## YOUR INSTRUCTIONS
Using the data below, copy each line that includes the word "原材料名".

------

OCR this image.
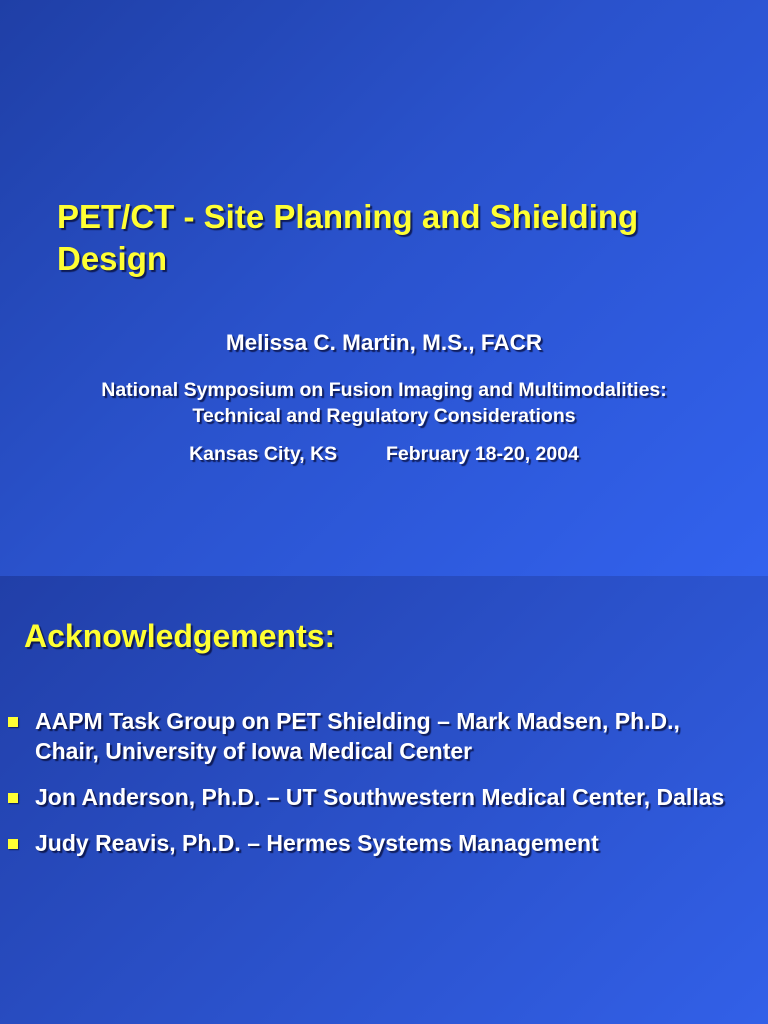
PET/CT - Site Planning and Shielding
Design
Melissa C. Martin, M.S., FACR
National Symposium on Fusion Imaging and Multimodalities:
Technical and Regulatory Considerations
Kansas City, KS	February 18-20, 2004
Acknowledgements:
AAPM Task Group on PET Shielding – Mark Madsen, Ph.D., Chair, University of Iowa Medical Center
Jon Anderson, Ph.D. – UT Southwestern Medical Center, Dallas
Judy Reavis, Ph.D. – Hermes Systems Management
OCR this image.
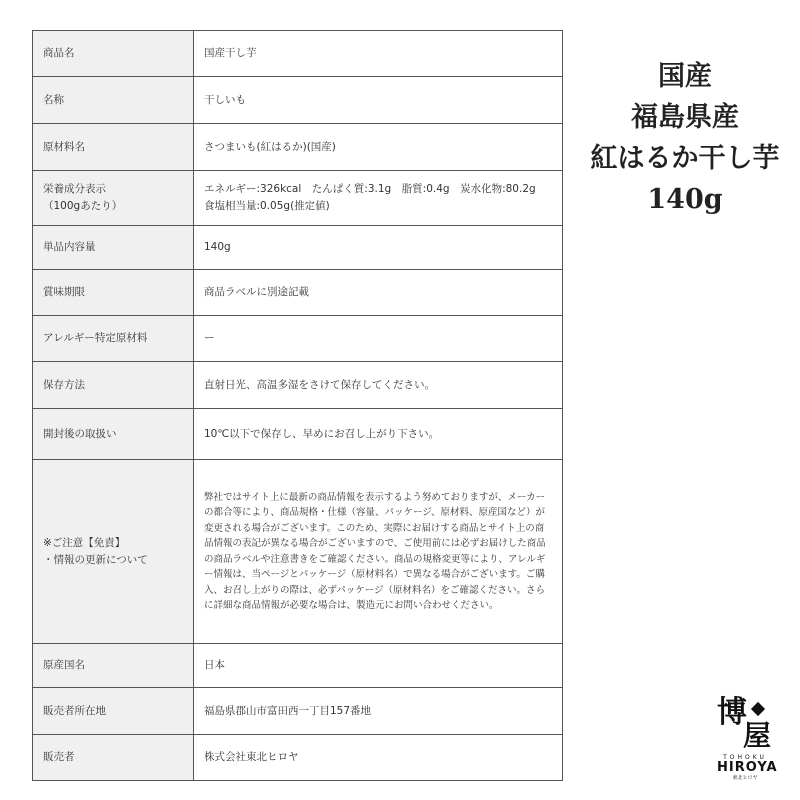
商品名	国産干し芋
名称	干しいも
原材料名	さつまいも(紅はるか)(国産)
栄養成分表示
（100gあたり）	エネルギー:326kcal　たんぱく質:3.1g　脂質:0.4g　炭水化物:80.2g　食塩相当量:0.05g(推定値)
単品内容量	140g
賞味期限	商品ラベルに別途記載
アレルギー特定原材料	ー
保存方法	直射日光、高温多湿をさけて保存してください。
開封後の取扱い	10℃以下で保存し、早めにお召し上がり下さい。
※ご注意【免責】
・情報の更新について	弊社ではサイト上に最新の商品情報を表示するよう努めておりますが、メーカーの都合等により、商品規格・仕様（容量、パッケージ、原材料、原産国など）が変更される場合がございます。このため、実際にお届けする商品とサイト上の商品情報の表記が異なる場合がございますので、ご使用前には必ずお届けした商品の商品ラベルや注意書きをご確認ください。商品の規格変更等により、アレルギー情報は、当ページとパッケージ（原材料名）で異なる場合がございます。ご購入、お召し上がりの際は、必ずパッケージ（原材料名）をご確認ください。さらに詳細な商品情報が必要な場合は、製造元にお問い合わせください。
原産国名	日本
販売者所在地	福島県郡山市富田西一丁目157番地
販売者	株式会社東北ヒロヤ
国産
福島県産
紅はるか干し芋
140g
博
屋
TOHOKU
HIROYA
東北ヒロヤ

------

## ANSWER BELOW
原材料名	さつまいも(紅はるか)(国産)
・情報の更新について	弊社ではサイト上に最新の商品情報を表示するよう努めておりますが、メーカーの都合等により、商品規格・仕様（容量、パッケージ、原材料、原産国など）が変更される場合がございます。このため、実際にお届けする商品とサイト上の商品情報の表記が異なる場合がございますので、ご使用前には必ずお届けした商品の商品ラベルや注意書きをご確認ください。商品の規格変更等により、アレルギー情報は、当ページとパッケージ（原材料名）で異なる場合がございます。ご購入、お召し上がりの際は、必ずパッケージ（原材料名）をご確認ください。さらに詳細な商品情報が必要な場合は、製造元にお問い合わせください。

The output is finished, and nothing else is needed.